### Instructions for the task:
In full and without deviation, write out the entries that follow.

* START Records shown *

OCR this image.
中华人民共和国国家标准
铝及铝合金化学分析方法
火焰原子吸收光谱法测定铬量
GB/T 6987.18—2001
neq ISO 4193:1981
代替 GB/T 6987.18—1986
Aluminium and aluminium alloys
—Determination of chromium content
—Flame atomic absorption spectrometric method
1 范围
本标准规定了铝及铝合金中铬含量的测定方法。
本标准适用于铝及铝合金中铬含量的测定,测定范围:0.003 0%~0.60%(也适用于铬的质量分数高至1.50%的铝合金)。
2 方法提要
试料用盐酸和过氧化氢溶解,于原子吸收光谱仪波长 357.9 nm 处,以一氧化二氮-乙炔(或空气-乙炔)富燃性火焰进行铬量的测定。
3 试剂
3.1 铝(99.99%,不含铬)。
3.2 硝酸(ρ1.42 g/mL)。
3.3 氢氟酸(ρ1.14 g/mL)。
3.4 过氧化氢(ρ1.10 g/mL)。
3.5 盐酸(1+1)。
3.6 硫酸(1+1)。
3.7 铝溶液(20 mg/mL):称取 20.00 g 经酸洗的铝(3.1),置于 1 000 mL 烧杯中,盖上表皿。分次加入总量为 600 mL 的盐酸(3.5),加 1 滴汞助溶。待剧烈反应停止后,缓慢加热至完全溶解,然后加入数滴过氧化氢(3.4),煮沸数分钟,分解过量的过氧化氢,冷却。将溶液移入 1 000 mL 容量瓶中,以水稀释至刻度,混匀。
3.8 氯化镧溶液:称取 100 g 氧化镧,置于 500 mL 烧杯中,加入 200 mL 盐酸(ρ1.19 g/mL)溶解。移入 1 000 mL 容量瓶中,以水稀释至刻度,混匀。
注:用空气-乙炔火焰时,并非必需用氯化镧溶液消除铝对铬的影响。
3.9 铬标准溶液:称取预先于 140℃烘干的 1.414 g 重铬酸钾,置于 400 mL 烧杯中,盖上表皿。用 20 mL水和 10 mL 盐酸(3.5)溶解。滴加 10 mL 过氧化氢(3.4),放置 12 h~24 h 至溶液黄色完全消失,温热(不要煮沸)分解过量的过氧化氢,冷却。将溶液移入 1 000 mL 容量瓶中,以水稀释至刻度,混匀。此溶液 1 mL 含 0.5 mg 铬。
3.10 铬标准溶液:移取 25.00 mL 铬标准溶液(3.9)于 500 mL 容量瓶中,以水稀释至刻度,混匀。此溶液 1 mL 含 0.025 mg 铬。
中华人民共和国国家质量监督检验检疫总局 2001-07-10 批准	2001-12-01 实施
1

* END Records shown *

### Solution to the exercise:
OCR this image.
中华人民共和国国家标准
铝及铝合金化学分析方法
火焰原子吸收光谱法测定铬量
GB/T 6987.18—2001
neq ISO 4193:1981
代替 GB/T 6987.18—1986
Aluminium and aluminium alloys
—Determination of chromium content
—Flame atomic absorption spectrometric method
1 范围
本标准规定了铝及铝合金中铬含量的测定方法。
本标准适用于铝及铝合金中铬含量的测定,测定范围:0.003 0%~0.60%(也适用于铬的质量分数高至1.50%的铝合金)。
2 方法提要
试料用盐酸和过氧化氢溶解,于原子吸收光谱仪波长 357.9 nm 处,以一氧化二氮-乙炔(或空气-乙炔)富燃性火焰进行铬量的测定。
3 试剂
3.1 铝(99.99%,不含铬)。
3.2 硝酸(ρ1.42 g/mL)。
3.3 氢氟酸(ρ1.14 g/mL)。
3.4 过氧化氢(ρ1.10 g/mL)。
3.5 盐酸(1+1)。
3.6 硫酸(1+1)。
3.7 铝溶液(20 mg/mL):称取 20.00 g 经酸洗的铝(3.1),置于 1 000 mL 烧杯中,盖上表皿。分次加入总量为 600 mL 的盐酸(3.5),加 1 滴汞助溶。待剧烈反应停止后,缓慢加热至完全溶解,然后加入数滴过氧化氢(3.4),煮沸数分钟,分解过量的过氧化氢,冷却。将溶液移入 1 000 mL 容量瓶中,以水稀释至刻度,混匀。
3.8 氯化镧溶液:称取 100 g 氧化镧,置于 500 mL 烧杯中,加入 200 mL 盐酸(ρ1.19 g/mL)溶解。移入 1 000 mL 容量瓶中,以水稀释至刻度,混匀。
注:用空气-乙炔火焰时,并非必需用氯化镧溶液消除铝对铬的影响。
3.9 铬标准溶液:称取预先于 140℃烘干的 1.414 g 重铬酸钾,置于 400 mL 烧杯中,盖上表皿。用 20 mL水和 10 mL 盐酸(3.5)溶解。滴加 10 mL 过氧化氢(3.4),放置 12 h~24 h 至溶液黄色完全消失,温热(不要煮沸)分解过量的过氧化氢,冷却。将溶液移入 1 000 mL 容量瓶中,以水稀释至刻度,混匀。此溶液 1 mL 含 0.5 mg 铬。
3.10 铬标准溶液:移取 25.00 mL 铬标准溶液(3.9)于 500 mL 容量瓶中,以水稀释至刻度,混匀。此溶液 1 mL 含 0.025 mg 铬。
中华人民共和国国家质量监督检验检疫总局 2001-07-10 批准	2001-12-01 实施
1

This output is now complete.